__Exercise data__
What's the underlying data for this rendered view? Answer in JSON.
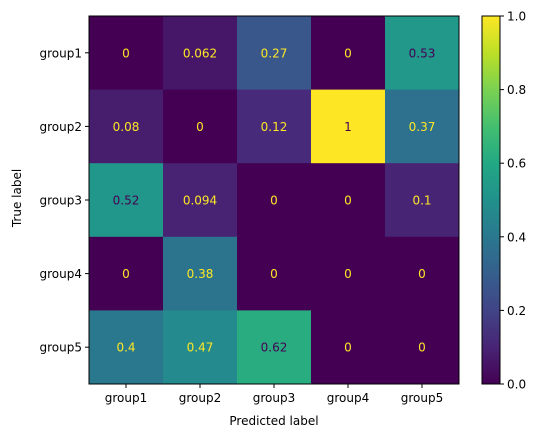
{
  "chart_data": {
    "type": "heatmap",
    "title": "",
    "xlabel": "Predicted label",
    "ylabel": "True label",
    "x_categories": [
      "group1",
      "group2",
      "group3",
      "group4",
      "group5"
    ],
    "y_categories": [
      "group1",
      "group2",
      "group3",
      "group4",
      "group5"
    ],
    "values": [
      [
        0,
        0.062,
        0.27,
        0,
        0.53
      ],
      [
        0.08,
        0,
        0.12,
        1,
        0.37
      ],
      [
        0.52,
        0.094,
        0,
        0,
        0.1
      ],
      [
        0,
        0.38,
        0,
        0,
        0
      ],
      [
        0.4,
        0.47,
        0.62,
        0,
        0
      ]
    ],
    "value_labels": [
      [
        "0",
        "0.062",
        "0.27",
        "0",
        "0.53"
      ],
      [
        "0.08",
        "0",
        "0.12",
        "1",
        "0.37"
      ],
      [
        "0.52",
        "0.094",
        "0",
        "0",
        "0.1"
      ],
      [
        "0",
        "0.38",
        "0",
        "0",
        "0"
      ],
      [
        "0.4",
        "0.47",
        "0.62",
        "0",
        "0"
      ]
    ],
    "colorscale": "viridis",
    "colorbar": {
      "range": [
        0,
        1
      ],
      "ticks": [
        0.0,
        0.2,
        0.4,
        0.6,
        0.8,
        1.0
      ],
      "tick_labels": [
        "0.0",
        "0.2",
        "0.4",
        "0.6",
        "0.8",
        "1.0"
      ]
    },
    "grid": false,
    "legend": "colorbar-right"
  }
}
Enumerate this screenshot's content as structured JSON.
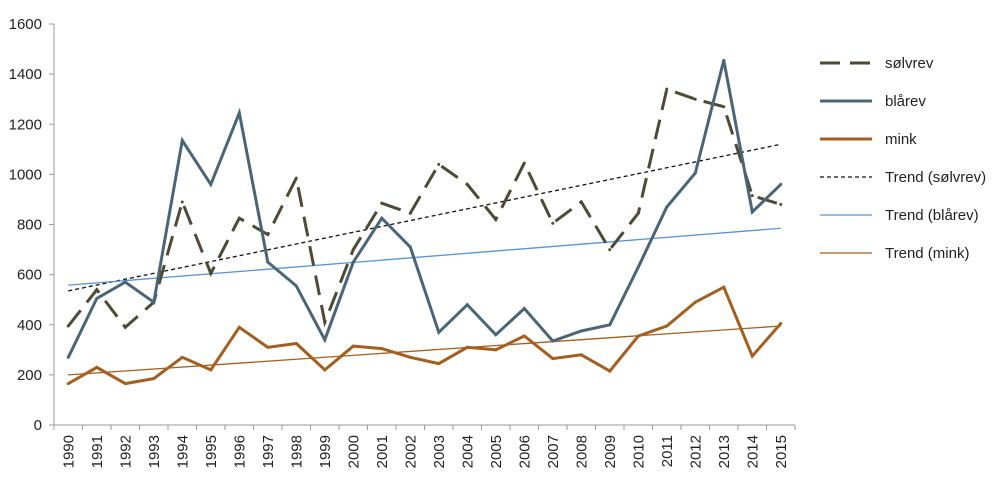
{
  "chart_data": {
    "type": "line",
    "title": "",
    "xlabel": "",
    "ylabel": "",
    "ylim": [
      0,
      1600
    ],
    "yticks": [
      0,
      200,
      400,
      600,
      800,
      1000,
      1200,
      1400,
      1600
    ],
    "categories": [
      "1990",
      "1991",
      "1992",
      "1993",
      "1994",
      "1995",
      "1996",
      "1997",
      "1998",
      "1999",
      "2000",
      "2001",
      "2002",
      "2003",
      "2004",
      "2005",
      "2006",
      "2007",
      "2008",
      "2009",
      "2010",
      "2011",
      "2012",
      "2013",
      "2014",
      "2015"
    ],
    "series": [
      {
        "name": "sølvrev",
        "style": "dashed",
        "color": "#4d4a36",
        "values": [
          395,
          540,
          390,
          490,
          890,
          605,
          825,
          760,
          985,
          410,
          700,
          885,
          845,
          1040,
          960,
          820,
          1045,
          805,
          890,
          700,
          845,
          1340,
          1300,
          1270,
          915,
          880
        ]
      },
      {
        "name": "blårev",
        "style": "solid",
        "color": "#4a6676",
        "values": [
          270,
          505,
          570,
          490,
          1135,
          960,
          1245,
          650,
          555,
          340,
          650,
          825,
          710,
          370,
          480,
          360,
          465,
          335,
          375,
          400,
          630,
          870,
          1005,
          1455,
          850,
          960
        ]
      },
      {
        "name": "mink",
        "style": "solid",
        "color": "#a35e20",
        "values": [
          165,
          230,
          165,
          185,
          270,
          220,
          390,
          310,
          325,
          220,
          315,
          305,
          270,
          245,
          310,
          300,
          355,
          265,
          280,
          215,
          355,
          395,
          490,
          550,
          275,
          405
        ]
      }
    ],
    "trends": [
      {
        "name": "Trend (sølvrev)",
        "style": "dotted",
        "color": "#111111",
        "start": 535,
        "end": 1120
      },
      {
        "name": "Trend (blårev)",
        "style": "solid",
        "color": "#5a93cf",
        "start": 558,
        "end": 785
      },
      {
        "name": "Trend (mink)",
        "style": "solid",
        "color": "#a35e20",
        "start": 200,
        "end": 395
      }
    ],
    "legend": {
      "position": "right",
      "entries": [
        "sølvrev",
        "blårev",
        "mink",
        "Trend (sølvrev)",
        "Trend (blårev)",
        "Trend (mink)"
      ]
    },
    "grid": false
  }
}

__Problem description__
Reproduce all entries exactly. Pictures do not belong in the copy.

__Result__
What's the underlying data for this rendered view? Answer in JSON.
{
  "chart_data": {
    "type": "heatmap",
    "title": "",
    "xlabel": "Predicted label",
    "ylabel": "True label",
    "x_categories": [
      "group1",
      "group2",
      "group3",
      "group4",
      "group5"
    ],
    "y_categories": [
      "group1",
      "group2",
      "group3",
      "group4",
      "group5"
    ],
    "values": [
      [
        0,
        0.062,
        0.27,
        0,
        0.53
      ],
      [
        0.08,
        0,
        0.12,
        1,
        0.37
      ],
      [
        0.52,
        0.094,
        0,
        0,
        0.1
      ],
      [
        0,
        0.38,
        0,
        0,
        0
      ],
      [
        0.4,
        0.47,
        0.62,
        0,
        0
      ]
    ],
    "value_labels": [
      [
        "0",
        "0.062",
        "0.27",
        "0",
        "0.53"
      ],
      [
        "0.08",
        "0",
        "0.12",
        "1",
        "0.37"
      ],
      [
        "0.52",
        "0.094",
        "0",
        "0",
        "0.1"
      ],
      [
        "0",
        "0.38",
        "0",
        "0",
        "0"
      ],
      [
        "0.4",
        "0.47",
        "0.62",
        "0",
        "0"
      ]
    ],
    "colorscale": "viridis",
    "colorbar": {
      "range": [
        0,
        1
      ],
      "ticks": [
        0.0,
        0.2,
        0.4,
        0.6,
        0.8,
        1.0
      ],
      "tick_labels": [
        "0.0",
        "0.2",
        "0.4",
        "0.6",
        "0.8",
        "1.0"
      ]
    },
    "grid": false,
    "legend": "colorbar-right"
  }
}
Enumerate this screenshot's content as structured JSON.
{
  "chart_data": {
    "type": "line",
    "title": "",
    "xlabel": "",
    "ylabel": "",
    "ylim": [
      0,
      1600
    ],
    "yticks": [
      0,
      200,
      400,
      600,
      800,
      1000,
      1200,
      1400,
      1600
    ],
    "categories": [
      "1990",
      "1991",
      "1992",
      "1993",
      "1994",
      "1995",
      "1996",
      "1997",
      "1998",
      "1999",
      "2000",
      "2001",
      "2002",
      "2003",
      "2004",
      "2005",
      "2006",
      "2007",
      "2008",
      "2009",
      "2010",
      "2011",
      "2012",
      "2013",
      "2014",
      "2015"
    ],
    "series": [
      {
        "name": "sølvrev",
        "style": "dashed",
        "color": "#4d4a36",
        "values": [
          395,
          540,
          390,
          490,
          890,
          605,
          825,
          760,
          985,
          410,
          700,
          885,
          845,
          1040,
          960,
          820,
          1045,
          805,
          890,
          700,
          845,
          1340,
          1300,
          1270,
          915,
          880
        ]
      },
      {
        "name": "blårev",
        "style": "solid",
        "color": "#4a6676",
        "values": [
          270,
          505,
          570,
          490,
          1135,
          960,
          1245,
          650,
          555,
          340,
          650,
          825,
          710,
          370,
          480,
          360,
          465,
          335,
          375,
          400,
          630,
          870,
          1005,
          1455,
          850,
          960
        ]
      },
      {
        "name": "mink",
        "style": "solid",
        "color": "#a35e20",
        "values": [
          165,
          230,
          165,
          185,
          270,
          220,
          390,
          310,
          325,
          220,
          315,
          305,
          270,
          245,
          310,
          300,
          355,
          265,
          280,
          215,
          355,
          395,
          490,
          550,
          275,
          405
        ]
      }
    ],
    "trends": [
      {
        "name": "Trend (sølvrev)",
        "style": "dotted",
        "color": "#111111",
        "start": 535,
        "end": 1120
      },
      {
        "name": "Trend (blårev)",
        "style": "solid",
        "color": "#5a93cf",
        "start": 558,
        "end": 785
      },
      {
        "name": "Trend (mink)",
        "style": "solid",
        "color": "#a35e20",
        "start": 200,
        "end": 395
      }
    ],
    "legend": {
      "position": "right",
      "entries": [
        "sølvrev",
        "blårev",
        "mink",
        "Trend (sølvrev)",
        "Trend (blårev)",
        "Trend (mink)"
      ]
    },
    "grid": false
  }
}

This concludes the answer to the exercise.